# STATED PROBLEM
Reproduce the material in full, unchanged.

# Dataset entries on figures
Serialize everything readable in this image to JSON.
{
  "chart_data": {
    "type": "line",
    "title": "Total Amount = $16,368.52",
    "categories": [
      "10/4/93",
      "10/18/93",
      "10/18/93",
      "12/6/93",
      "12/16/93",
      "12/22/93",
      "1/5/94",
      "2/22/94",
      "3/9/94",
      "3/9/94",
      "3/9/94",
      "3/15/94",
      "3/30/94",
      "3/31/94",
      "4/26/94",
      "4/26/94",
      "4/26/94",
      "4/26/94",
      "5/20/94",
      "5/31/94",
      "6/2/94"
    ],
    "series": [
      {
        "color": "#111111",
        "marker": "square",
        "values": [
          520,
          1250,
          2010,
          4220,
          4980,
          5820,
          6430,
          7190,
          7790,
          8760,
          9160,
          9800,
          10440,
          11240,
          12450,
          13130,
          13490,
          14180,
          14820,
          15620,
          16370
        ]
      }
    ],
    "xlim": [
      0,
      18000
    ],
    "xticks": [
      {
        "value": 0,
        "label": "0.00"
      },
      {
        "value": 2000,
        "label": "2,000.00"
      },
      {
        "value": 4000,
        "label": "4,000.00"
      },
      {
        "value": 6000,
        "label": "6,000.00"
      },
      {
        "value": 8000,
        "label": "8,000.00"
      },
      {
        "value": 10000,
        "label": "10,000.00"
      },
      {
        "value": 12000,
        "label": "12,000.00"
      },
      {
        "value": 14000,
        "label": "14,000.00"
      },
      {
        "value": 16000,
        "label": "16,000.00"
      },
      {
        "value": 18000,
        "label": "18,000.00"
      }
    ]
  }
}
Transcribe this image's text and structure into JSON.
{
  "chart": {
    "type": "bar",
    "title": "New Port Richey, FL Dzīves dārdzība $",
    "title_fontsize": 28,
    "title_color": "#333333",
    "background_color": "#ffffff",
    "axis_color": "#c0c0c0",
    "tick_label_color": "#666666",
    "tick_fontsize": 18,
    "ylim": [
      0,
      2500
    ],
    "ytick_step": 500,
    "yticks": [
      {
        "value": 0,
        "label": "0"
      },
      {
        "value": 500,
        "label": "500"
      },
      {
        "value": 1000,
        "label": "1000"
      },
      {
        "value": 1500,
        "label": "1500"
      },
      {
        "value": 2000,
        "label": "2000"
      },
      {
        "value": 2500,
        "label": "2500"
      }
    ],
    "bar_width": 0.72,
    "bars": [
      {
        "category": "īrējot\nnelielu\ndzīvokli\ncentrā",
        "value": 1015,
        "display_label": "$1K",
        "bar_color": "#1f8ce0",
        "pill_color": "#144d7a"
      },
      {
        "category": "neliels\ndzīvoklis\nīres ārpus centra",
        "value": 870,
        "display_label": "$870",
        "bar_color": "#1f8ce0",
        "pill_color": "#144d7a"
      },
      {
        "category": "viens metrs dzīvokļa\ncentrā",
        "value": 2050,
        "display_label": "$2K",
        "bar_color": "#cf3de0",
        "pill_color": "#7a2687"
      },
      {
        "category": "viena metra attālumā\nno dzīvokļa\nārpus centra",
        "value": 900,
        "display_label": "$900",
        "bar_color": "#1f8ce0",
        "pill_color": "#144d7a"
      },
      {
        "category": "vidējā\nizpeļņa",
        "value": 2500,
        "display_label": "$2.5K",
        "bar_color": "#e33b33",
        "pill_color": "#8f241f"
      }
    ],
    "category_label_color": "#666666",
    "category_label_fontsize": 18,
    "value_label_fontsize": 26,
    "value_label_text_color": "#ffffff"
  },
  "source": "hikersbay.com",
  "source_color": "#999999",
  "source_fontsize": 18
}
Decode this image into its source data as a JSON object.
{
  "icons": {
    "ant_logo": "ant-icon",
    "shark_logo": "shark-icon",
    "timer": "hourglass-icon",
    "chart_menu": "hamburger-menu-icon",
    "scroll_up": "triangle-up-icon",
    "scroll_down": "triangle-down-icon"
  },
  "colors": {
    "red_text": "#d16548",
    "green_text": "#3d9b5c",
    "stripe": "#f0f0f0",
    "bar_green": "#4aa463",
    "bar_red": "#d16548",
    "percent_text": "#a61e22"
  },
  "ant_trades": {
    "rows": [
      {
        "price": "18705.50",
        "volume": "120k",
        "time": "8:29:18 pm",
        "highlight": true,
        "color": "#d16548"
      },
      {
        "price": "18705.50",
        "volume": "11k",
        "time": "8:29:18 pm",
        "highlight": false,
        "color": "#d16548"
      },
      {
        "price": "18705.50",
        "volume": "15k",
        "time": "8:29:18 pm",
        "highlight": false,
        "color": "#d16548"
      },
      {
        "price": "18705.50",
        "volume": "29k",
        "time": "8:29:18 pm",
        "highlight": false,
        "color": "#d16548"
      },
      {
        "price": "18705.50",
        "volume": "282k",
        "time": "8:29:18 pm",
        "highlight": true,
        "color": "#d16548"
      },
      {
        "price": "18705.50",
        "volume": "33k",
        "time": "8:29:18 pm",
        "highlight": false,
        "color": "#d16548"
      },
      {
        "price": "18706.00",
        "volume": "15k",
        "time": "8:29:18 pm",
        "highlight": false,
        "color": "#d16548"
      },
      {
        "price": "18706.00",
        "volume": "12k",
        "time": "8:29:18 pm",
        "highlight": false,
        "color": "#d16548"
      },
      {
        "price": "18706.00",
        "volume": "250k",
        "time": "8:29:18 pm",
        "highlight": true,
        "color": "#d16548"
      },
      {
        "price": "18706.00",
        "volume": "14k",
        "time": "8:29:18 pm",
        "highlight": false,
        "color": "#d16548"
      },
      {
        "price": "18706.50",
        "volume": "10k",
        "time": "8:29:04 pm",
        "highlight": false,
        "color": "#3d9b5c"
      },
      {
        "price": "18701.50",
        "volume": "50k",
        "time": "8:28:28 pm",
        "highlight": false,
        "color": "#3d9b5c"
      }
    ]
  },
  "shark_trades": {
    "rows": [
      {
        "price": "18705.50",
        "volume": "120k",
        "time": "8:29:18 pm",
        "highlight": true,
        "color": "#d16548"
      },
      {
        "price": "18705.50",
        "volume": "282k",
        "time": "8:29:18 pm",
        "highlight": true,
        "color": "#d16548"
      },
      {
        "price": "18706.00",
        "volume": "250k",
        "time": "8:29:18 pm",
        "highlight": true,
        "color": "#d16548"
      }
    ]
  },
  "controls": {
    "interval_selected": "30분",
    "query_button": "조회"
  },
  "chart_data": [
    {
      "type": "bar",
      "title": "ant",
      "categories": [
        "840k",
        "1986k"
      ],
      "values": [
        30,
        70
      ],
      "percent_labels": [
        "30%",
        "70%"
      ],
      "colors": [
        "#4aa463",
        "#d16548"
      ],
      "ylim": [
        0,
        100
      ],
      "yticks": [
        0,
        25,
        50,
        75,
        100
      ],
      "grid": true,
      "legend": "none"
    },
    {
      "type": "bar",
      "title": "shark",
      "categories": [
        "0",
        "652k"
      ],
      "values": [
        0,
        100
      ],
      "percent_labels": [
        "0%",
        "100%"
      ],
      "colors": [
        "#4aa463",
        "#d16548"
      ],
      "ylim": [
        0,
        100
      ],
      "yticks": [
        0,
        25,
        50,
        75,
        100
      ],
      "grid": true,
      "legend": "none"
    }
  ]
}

# PROBLEM SOLUTION
Serialize everything readable in this image to JSON.
{
  "chart_data": {
    "type": "line",
    "title": "Total Amount = $16,368.52",
    "categories": [
      "10/4/93",
      "10/18/93",
      "10/18/93",
      "12/6/93",
      "12/16/93",
      "12/22/93",
      "1/5/94",
      "2/22/94",
      "3/9/94",
      "3/9/94",
      "3/9/94",
      "3/15/94",
      "3/30/94",
      "3/31/94",
      "4/26/94",
      "4/26/94",
      "4/26/94",
      "4/26/94",
      "5/20/94",
      "5/31/94",
      "6/2/94"
    ],
    "series": [
      {
        "color": "#111111",
        "marker": "square",
        "values": [
          520,
          1250,
          2010,
          4220,
          4980,
          5820,
          6430,
          7190,
          7790,
          8760,
          9160,
          9800,
          10440,
          11240,
          12450,
          13130,
          13490,
          14180,
          14820,
          15620,
          16370
        ]
      }
    ],
    "xlim": [
      0,
      18000
    ],
    "xticks": [
      {
        "value": 0,
        "label": "0.00"
      },
      {
        "value": 2000,
        "label": "2,000.00"
      },
      {
        "value": 4000,
        "label": "4,000.00"
      },
      {
        "value": 6000,
        "label": "6,000.00"
      },
      {
        "value": 8000,
        "label": "8,000.00"
      },
      {
        "value": 10000,
        "label": "10,000.00"
      },
      {
        "value": 12000,
        "label": "12,000.00"
      },
      {
        "value": 14000,
        "label": "14,000.00"
      },
      {
        "value": 16000,
        "label": "16,000.00"
      },
      {
        "value": 18000,
        "label": "18,000.00"
      }
    ]
  }
}
Transcribe this image's text and structure into JSON.
{
  "chart": {
    "type": "bar",
    "title": "New Port Richey, FL Dzīves dārdzība $",
    "title_fontsize": 28,
    "title_color": "#333333",
    "background_color": "#ffffff",
    "axis_color": "#c0c0c0",
    "tick_label_color": "#666666",
    "tick_fontsize": 18,
    "ylim": [
      0,
      2500
    ],
    "ytick_step": 500,
    "yticks": [
      {
        "value": 0,
        "label": "0"
      },
      {
        "value": 500,
        "label": "500"
      },
      {
        "value": 1000,
        "label": "1000"
      },
      {
        "value": 1500,
        "label": "1500"
      },
      {
        "value": 2000,
        "label": "2000"
      },
      {
        "value": 2500,
        "label": "2500"
      }
    ],
    "bar_width": 0.72,
    "bars": [
      {
        "category": "īrējot\nnelielu\ndzīvokli\ncentrā",
        "value": 1015,
        "display_label": "$1K",
        "bar_color": "#1f8ce0",
        "pill_color": "#144d7a"
      },
      {
        "category": "neliels\ndzīvoklis\nīres ārpus centra",
        "value": 870,
        "display_label": "$870",
        "bar_color": "#1f8ce0",
        "pill_color": "#144d7a"
      },
      {
        "category": "viens metrs dzīvokļa\ncentrā",
        "value": 2050,
        "display_label": "$2K",
        "bar_color": "#cf3de0",
        "pill_color": "#7a2687"
      },
      {
        "category": "viena metra attālumā\nno dzīvokļa\nārpus centra",
        "value": 900,
        "display_label": "$900",
        "bar_color": "#1f8ce0",
        "pill_color": "#144d7a"
      },
      {
        "category": "vidējā\nizpeļņa",
        "value": 2500,
        "display_label": "$2.5K",
        "bar_color": "#e33b33",
        "pill_color": "#8f241f"
      }
    ],
    "category_label_color": "#666666",
    "category_label_fontsize": 18,
    "value_label_fontsize": 26,
    "value_label_text_color": "#ffffff"
  },
  "source": "hikersbay.com",
  "source_color": "#999999",
  "source_fontsize": 18
}
Decode this image into its source data as a JSON object.
{
  "icons": {
    "ant_logo": "ant-icon",
    "shark_logo": "shark-icon",
    "timer": "hourglass-icon",
    "chart_menu": "hamburger-menu-icon",
    "scroll_up": "triangle-up-icon",
    "scroll_down": "triangle-down-icon"
  },
  "colors": {
    "red_text": "#d16548",
    "green_text": "#3d9b5c",
    "stripe": "#f0f0f0",
    "bar_green": "#4aa463",
    "bar_red": "#d16548",
    "percent_text": "#a61e22"
  },
  "ant_trades": {
    "rows": [
      {
        "price": "18705.50",
        "volume": "120k",
        "time": "8:29:18 pm",
        "highlight": true,
        "color": "#d16548"
      },
      {
        "price": "18705.50",
        "volume": "11k",
        "time": "8:29:18 pm",
        "highlight": false,
        "color": "#d16548"
      },
      {
        "price": "18705.50",
        "volume": "15k",
        "time": "8:29:18 pm",
        "highlight": false,
        "color": "#d16548"
      },
      {
        "price": "18705.50",
        "volume": "29k",
        "time": "8:29:18 pm",
        "highlight": false,
        "color": "#d16548"
      },
      {
        "price": "18705.50",
        "volume": "282k",
        "time": "8:29:18 pm",
        "highlight": true,
        "color": "#d16548"
      },
      {
        "price": "18705.50",
        "volume": "33k",
        "time": "8:29:18 pm",
        "highlight": false,
        "color": "#d16548"
      },
      {
        "price": "18706.00",
        "volume": "15k",
        "time": "8:29:18 pm",
        "highlight": false,
        "color": "#d16548"
      },
      {
        "price": "18706.00",
        "volume": "12k",
        "time": "8:29:18 pm",
        "highlight": false,
        "color": "#d16548"
      },
      {
        "price": "18706.00",
        "volume": "250k",
        "time": "8:29:18 pm",
        "highlight": true,
        "color": "#d16548"
      },
      {
        "price": "18706.00",
        "volume": "14k",
        "time": "8:29:18 pm",
        "highlight": false,
        "color": "#d16548"
      },
      {
        "price": "18706.50",
        "volume": "10k",
        "time": "8:29:04 pm",
        "highlight": false,
        "color": "#3d9b5c"
      },
      {
        "price": "18701.50",
        "volume": "50k",
        "time": "8:28:28 pm",
        "highlight": false,
        "color": "#3d9b5c"
      }
    ]
  },
  "shark_trades": {
    "rows": [
      {
        "price": "18705.50",
        "volume": "120k",
        "time": "8:29:18 pm",
        "highlight": true,
        "color": "#d16548"
      },
      {
        "price": "18705.50",
        "volume": "282k",
        "time": "8:29:18 pm",
        "highlight": true,
        "color": "#d16548"
      },
      {
        "price": "18706.00",
        "volume": "250k",
        "time": "8:29:18 pm",
        "highlight": true,
        "color": "#d16548"
      }
    ]
  },
  "controls": {
    "interval_selected": "30분",
    "query_button": "조회"
  },
  "chart_data": [
    {
      "type": "bar",
      "title": "ant",
      "categories": [
        "840k",
        "1986k"
      ],
      "values": [
        30,
        70
      ],
      "percent_labels": [
        "30%",
        "70%"
      ],
      "colors": [
        "#4aa463",
        "#d16548"
      ],
      "ylim": [
        0,
        100
      ],
      "yticks": [
        0,
        25,
        50,
        75,
        100
      ],
      "grid": true,
      "legend": "none"
    },
    {
      "type": "bar",
      "title": "shark",
      "categories": [
        "0",
        "652k"
      ],
      "values": [
        0,
        100
      ],
      "percent_labels": [
        "0%",
        "100%"
      ],
      "colors": [
        "#4aa463",
        "#d16548"
      ],
      "ylim": [
        0,
        100
      ],
      "yticks": [
        0,
        25,
        50,
        75,
        100
      ],
      "grid": true,
      "legend": "none"
    }
  ]
}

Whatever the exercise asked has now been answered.